§ What you should do
Each line of the listing that contains the word "нареч" is to be copied.

§ Input material
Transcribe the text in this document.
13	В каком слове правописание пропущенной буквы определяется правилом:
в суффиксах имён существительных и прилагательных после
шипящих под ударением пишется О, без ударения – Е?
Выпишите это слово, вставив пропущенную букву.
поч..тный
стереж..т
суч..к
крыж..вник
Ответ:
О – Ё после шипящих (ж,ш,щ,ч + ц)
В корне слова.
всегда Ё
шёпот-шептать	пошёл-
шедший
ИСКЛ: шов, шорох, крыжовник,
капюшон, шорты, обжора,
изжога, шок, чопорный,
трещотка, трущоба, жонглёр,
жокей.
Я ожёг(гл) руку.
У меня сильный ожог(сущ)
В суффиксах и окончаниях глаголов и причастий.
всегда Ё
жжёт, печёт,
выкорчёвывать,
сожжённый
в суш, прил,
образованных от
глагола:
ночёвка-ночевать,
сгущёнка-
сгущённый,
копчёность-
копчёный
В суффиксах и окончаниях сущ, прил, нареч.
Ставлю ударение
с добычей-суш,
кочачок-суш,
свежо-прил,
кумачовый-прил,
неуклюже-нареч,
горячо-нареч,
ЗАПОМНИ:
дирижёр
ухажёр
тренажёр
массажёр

...

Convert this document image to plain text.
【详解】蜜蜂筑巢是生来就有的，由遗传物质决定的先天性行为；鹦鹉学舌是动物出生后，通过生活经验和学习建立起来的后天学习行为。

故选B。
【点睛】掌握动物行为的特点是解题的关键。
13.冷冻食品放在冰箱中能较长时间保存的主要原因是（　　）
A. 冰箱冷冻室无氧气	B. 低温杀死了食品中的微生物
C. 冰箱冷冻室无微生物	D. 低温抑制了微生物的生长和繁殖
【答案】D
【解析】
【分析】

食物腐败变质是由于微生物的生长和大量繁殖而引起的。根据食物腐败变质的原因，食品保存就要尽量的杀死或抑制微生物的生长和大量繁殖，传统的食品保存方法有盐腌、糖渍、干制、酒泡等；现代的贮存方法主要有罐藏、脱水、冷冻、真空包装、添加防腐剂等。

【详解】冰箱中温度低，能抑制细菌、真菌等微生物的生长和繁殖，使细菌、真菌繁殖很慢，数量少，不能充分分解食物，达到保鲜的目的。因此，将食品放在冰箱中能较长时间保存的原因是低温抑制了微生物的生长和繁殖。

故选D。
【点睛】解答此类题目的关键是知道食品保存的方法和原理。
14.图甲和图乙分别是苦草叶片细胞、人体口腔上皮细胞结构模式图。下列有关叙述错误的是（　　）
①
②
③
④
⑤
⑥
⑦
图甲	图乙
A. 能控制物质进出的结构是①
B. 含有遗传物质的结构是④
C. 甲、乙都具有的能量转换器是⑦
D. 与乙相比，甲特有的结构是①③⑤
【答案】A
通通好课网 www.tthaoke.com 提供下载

§ Solution to this problem
В суффиксах и окончаниях сущ, прил, нареч.
неуклюже-нареч,
горячо-нареч,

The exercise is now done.